[start SUPPLIED INFORMATION]

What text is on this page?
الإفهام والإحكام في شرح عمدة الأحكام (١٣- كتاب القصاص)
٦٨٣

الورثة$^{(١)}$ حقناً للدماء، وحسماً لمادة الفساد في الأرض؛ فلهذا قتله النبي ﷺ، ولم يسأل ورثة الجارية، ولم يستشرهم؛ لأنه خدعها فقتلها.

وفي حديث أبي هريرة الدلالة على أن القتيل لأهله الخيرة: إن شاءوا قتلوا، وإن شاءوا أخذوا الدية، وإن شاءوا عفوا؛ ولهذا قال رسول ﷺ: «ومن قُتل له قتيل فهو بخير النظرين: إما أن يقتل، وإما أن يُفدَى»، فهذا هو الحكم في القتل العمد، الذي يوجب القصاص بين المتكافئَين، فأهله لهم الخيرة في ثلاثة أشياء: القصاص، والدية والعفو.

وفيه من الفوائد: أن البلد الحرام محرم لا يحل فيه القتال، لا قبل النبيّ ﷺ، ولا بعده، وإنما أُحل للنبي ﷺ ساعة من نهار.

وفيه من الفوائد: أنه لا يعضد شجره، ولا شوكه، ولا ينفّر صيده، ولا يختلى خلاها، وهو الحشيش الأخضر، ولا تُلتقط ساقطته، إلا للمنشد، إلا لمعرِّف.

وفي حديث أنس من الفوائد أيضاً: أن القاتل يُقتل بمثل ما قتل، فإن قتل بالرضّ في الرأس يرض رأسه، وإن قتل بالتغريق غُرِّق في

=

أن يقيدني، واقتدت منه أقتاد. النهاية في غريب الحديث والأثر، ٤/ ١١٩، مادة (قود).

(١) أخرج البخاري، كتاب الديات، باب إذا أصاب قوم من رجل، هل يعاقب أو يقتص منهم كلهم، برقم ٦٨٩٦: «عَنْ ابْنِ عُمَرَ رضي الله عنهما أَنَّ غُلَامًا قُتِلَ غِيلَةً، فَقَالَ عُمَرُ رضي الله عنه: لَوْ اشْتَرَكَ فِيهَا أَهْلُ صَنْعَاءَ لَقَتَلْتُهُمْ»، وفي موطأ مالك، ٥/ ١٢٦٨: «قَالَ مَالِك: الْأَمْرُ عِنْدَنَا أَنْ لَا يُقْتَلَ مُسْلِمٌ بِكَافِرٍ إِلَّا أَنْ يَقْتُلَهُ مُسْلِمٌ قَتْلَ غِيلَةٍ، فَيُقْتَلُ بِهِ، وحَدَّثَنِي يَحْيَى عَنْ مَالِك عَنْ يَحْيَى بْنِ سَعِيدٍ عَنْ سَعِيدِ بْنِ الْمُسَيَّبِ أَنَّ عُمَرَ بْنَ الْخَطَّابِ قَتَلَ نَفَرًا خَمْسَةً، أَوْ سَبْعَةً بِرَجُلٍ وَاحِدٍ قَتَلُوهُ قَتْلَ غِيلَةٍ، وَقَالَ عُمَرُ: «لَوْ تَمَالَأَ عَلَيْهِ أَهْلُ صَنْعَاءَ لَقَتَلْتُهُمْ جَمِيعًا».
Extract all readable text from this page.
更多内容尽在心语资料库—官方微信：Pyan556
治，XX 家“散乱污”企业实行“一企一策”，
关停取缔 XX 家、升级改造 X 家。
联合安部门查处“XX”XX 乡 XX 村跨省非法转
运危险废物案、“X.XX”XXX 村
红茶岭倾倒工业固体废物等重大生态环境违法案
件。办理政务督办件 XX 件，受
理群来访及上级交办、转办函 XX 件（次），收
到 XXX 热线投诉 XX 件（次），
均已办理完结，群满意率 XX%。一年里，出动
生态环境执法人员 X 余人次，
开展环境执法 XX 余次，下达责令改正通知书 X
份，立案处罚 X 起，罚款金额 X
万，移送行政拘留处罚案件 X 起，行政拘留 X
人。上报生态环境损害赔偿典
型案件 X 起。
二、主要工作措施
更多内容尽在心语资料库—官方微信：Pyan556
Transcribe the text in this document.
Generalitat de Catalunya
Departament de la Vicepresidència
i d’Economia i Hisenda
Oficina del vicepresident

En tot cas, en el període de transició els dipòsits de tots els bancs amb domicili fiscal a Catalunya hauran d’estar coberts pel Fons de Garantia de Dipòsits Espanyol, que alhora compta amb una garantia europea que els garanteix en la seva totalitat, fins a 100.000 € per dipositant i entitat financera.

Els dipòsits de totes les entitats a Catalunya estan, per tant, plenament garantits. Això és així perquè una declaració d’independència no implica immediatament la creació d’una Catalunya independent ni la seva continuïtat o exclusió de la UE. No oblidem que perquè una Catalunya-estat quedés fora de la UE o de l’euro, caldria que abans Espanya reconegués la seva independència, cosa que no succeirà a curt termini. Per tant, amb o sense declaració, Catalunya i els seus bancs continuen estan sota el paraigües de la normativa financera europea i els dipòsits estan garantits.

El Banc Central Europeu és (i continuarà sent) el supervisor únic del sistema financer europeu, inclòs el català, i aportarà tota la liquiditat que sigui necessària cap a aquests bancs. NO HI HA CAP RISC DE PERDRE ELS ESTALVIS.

[end SUPPLIED INFORMATION]

> [INSTRUCTIONS TO FOLLOW]
Each line must be given again exactly as written above.

> [RESULT OF THE TASK]
What text is on this page?
الإفهام والإحكام في شرح عمدة الأحكام (١٣- كتاب القصاص)
٦٨٣

الورثة$^{(١)}$ حقناً للدماء، وحسماً لمادة الفساد في الأرض؛ فلهذا قتله النبي ﷺ، ولم يسأل ورثة الجارية، ولم يستشرهم؛ لأنه خدعها فقتلها.

وفي حديث أبي هريرة الدلالة على أن القتيل لأهله الخيرة: إن شاءوا قتلوا، وإن شاءوا أخذوا الدية، وإن شاءوا عفوا؛ ولهذا قال رسول ﷺ: «ومن قُتل له قتيل فهو بخير النظرين: إما أن يقتل، وإما أن يُفدَى»، فهذا هو الحكم في القتل العمد، الذي يوجب القصاص بين المتكافئَين، فأهله لهم الخيرة في ثلاثة أشياء: القصاص، والدية والعفو.

وفيه من الفوائد: أن البلد الحرام محرم لا يحل فيه القتال، لا قبل النبيّ ﷺ، ولا بعده، وإنما أُحل للنبي ﷺ ساعة من نهار.

وفيه من الفوائد: أنه لا يعضد شجره، ولا شوكه، ولا ينفّر صيده، ولا يختلى خلاها، وهو الحشيش الأخضر، ولا تُلتقط ساقطته، إلا للمنشد، إلا لمعرِّف.

وفي حديث أنس من الفوائد أيضاً: أن القاتل يُقتل بمثل ما قتل، فإن قتل بالرضّ في الرأس يرض رأسه، وإن قتل بالتغريق غُرِّق في

=

أن يقيدني، واقتدت منه أقتاد. النهاية في غريب الحديث والأثر، ٤/ ١١٩، مادة (قود).

(١) أخرج البخاري، كتاب الديات، باب إذا أصاب قوم من رجل، هل يعاقب أو يقتص منهم كلهم، برقم ٦٨٩٦: «عَنْ ابْنِ عُمَرَ رضي الله عنهما أَنَّ غُلَامًا قُتِلَ غِيلَةً، فَقَالَ عُمَرُ رضي الله عنه: لَوْ اشْتَرَكَ فِيهَا أَهْلُ صَنْعَاءَ لَقَتَلْتُهُمْ»، وفي موطأ مالك، ٥/ ١٢٦٨: «قَالَ مَالِك: الْأَمْرُ عِنْدَنَا أَنْ لَا يُقْتَلَ مُسْلِمٌ بِكَافِرٍ إِلَّا أَنْ يَقْتُلَهُ مُسْلِمٌ قَتْلَ غِيلَةٍ، فَيُقْتَلُ بِهِ، وحَدَّثَنِي يَحْيَى عَنْ مَالِك عَنْ يَحْيَى بْنِ سَعِيدٍ عَنْ سَعِيدِ بْنِ الْمُسَيَّبِ أَنَّ عُمَرَ بْنَ الْخَطَّابِ قَتَلَ نَفَرًا خَمْسَةً، أَوْ سَبْعَةً بِرَجُلٍ وَاحِدٍ قَتَلُوهُ قَتْلَ غِيلَةٍ، وَقَالَ عُمَرُ: «لَوْ تَمَالَأَ عَلَيْهِ أَهْلُ صَنْعَاءَ لَقَتَلْتُهُمْ جَمِيعًا».
Extract all readable text from this page.
更多内容尽在心语资料库—官方微信：Pyan556
治，XX 家“散乱污”企业实行“一企一策”，
关停取缔 XX 家、升级改造 X 家。
联合安部门查处“XX”XX 乡 XX 村跨省非法转
运危险废物案、“X.XX”XXX 村
红茶岭倾倒工业固体废物等重大生态环境违法案
件。办理政务督办件 XX 件，受
理群来访及上级交办、转办函 XX 件（次），收
到 XXX 热线投诉 XX 件（次），
均已办理完结，群满意率 XX%。一年里，出动
生态环境执法人员 X 余人次，
开展环境执法 XX 余次，下达责令改正通知书 X
份，立案处罚 X 起，罚款金额 X
万，移送行政拘留处罚案件 X 起，行政拘留 X
人。上报生态环境损害赔偿典
型案件 X 起。
二、主要工作措施
更多内容尽在心语资料库—官方微信：Pyan556
Transcribe the text in this document.
Generalitat de Catalunya
Departament de la Vicepresidència
i d’Economia i Hisenda
Oficina del vicepresident

En tot cas, en el període de transició els dipòsits de tots els bancs amb domicili fiscal a Catalunya hauran d’estar coberts pel Fons de Garantia de Dipòsits Espanyol, que alhora compta amb una garantia europea que els garanteix en la seva totalitat, fins a 100.000 € per dipositant i entitat financera.

Els dipòsits de totes les entitats a Catalunya estan, per tant, plenament garantits. Això és així perquè una declaració d’independència no implica immediatament la creació d’una Catalunya independent ni la seva continuïtat o exclusió de la UE. No oblidem que perquè una Catalunya-estat quedés fora de la UE o de l’euro, caldria que abans Espanya reconegués la seva independència, cosa que no succeirà a curt termini. Per tant, amb o sense declaració, Catalunya i els seus bancs continuen estan sota el paraigües de la normativa financera europea i els dipòsits estan garantits.

El Banc Central Europeu és (i continuarà sent) el supervisor únic del sistema financer europeu, inclòs el català, i aportarà tota la liquiditat que sigui necessària cap a aquests bancs. NO HI HA CAP RISC DE PERDRE ELS ESTALVIS.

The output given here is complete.